Directions for this task:
Print each line of the material below verbatim. Keep every name and coordinate set unchanged.

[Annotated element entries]
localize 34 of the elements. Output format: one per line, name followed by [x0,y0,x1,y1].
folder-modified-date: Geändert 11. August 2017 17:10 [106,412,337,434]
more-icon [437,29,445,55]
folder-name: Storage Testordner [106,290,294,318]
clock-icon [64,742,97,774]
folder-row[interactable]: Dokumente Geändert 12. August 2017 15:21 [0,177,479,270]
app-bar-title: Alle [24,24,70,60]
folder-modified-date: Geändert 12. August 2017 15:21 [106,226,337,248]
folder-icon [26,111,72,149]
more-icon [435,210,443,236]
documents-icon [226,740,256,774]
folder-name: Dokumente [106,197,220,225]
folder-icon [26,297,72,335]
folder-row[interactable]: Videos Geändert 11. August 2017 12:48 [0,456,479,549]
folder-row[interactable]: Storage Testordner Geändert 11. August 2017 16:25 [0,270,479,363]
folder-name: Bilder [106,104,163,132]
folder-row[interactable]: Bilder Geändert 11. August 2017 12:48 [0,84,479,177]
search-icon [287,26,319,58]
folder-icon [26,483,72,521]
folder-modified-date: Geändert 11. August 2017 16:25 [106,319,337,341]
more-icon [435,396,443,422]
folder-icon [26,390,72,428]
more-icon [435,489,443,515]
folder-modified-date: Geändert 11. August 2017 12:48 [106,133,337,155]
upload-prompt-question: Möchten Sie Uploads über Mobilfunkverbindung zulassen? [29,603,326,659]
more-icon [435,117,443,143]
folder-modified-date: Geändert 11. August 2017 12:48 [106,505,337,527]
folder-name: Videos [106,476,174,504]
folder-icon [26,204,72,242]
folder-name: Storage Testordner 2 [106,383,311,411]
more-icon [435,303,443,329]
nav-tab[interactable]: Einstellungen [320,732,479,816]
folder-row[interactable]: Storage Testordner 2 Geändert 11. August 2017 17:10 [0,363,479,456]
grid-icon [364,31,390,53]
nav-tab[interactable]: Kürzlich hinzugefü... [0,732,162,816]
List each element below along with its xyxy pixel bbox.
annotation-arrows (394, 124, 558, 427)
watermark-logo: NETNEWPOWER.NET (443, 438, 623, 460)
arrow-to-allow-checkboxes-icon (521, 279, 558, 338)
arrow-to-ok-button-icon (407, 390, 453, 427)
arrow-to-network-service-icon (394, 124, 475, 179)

The output:
localize 34 of the elements. Output format: one per line, name followed by [x0,y0,x1,y1].
folder-modified-date: Geändert 11. August 2017 17:10 [106,412,337,434]
more-icon [437,29,445,55]
folder-name: Storage Testordner [106,290,294,318]
clock-icon [64,742,97,774]
folder-row[interactable]: Dokumente Geändert 12. August 2017 15:21 [0,177,479,270]
app-bar-title: Alle [24,24,70,60]
folder-modified-date: Geändert 12. August 2017 15:21 [106,226,337,248]
folder-icon [26,111,72,149]
more-icon [435,210,443,236]
documents-icon [226,740,256,774]
folder-name: Dokumente [106,197,220,225]
folder-icon [26,297,72,335]
folder-row[interactable]: Videos Geändert 11. August 2017 12:48 [0,456,479,549]
folder-row[interactable]: Storage Testordner Geändert 11. August 2017 16:25 [0,270,479,363]
folder-name: Bilder [106,104,163,132]
folder-row[interactable]: Bilder Geändert 11. August 2017 12:48 [0,84,479,177]
search-icon [287,26,319,58]
folder-icon [26,483,72,521]
folder-modified-date: Geändert 11. August 2017 16:25 [106,319,337,341]
more-icon [435,396,443,422]
folder-icon [26,390,72,428]
more-icon [435,489,443,515]
folder-modified-date: Geändert 11. August 2017 12:48 [106,133,337,155]
upload-prompt-question: Möchten Sie Uploads über Mobilfunkverbindung zulassen? [29,603,326,659]
more-icon [435,117,443,143]
folder-modified-date: Geändert 11. August 2017 12:48 [106,505,337,527]
folder-name: Videos [106,476,174,504]
folder-icon [26,204,72,242]
folder-name: Storage Testordner 2 [106,383,311,411]
more-icon [435,303,443,329]
nav-tab[interactable]: Einstellungen [320,732,479,816]
folder-row[interactable]: Storage Testordner 2 Geändert 11. August 2017 17:10 [0,363,479,456]
grid-icon [364,31,390,53]
nav-tab[interactable]: Kürzlich hinzugefü... [0,732,162,816]
List each element below along with its xyxy pixel bbox.
annotation-arrows (394, 124, 558, 427)
watermark-logo: NETNEWPOWER.NET (443, 438, 623, 460)
arrow-to-allow-checkboxes-icon (521, 279, 558, 338)
arrow-to-ok-button-icon (407, 390, 453, 427)
arrow-to-network-service-icon (394, 124, 475, 179)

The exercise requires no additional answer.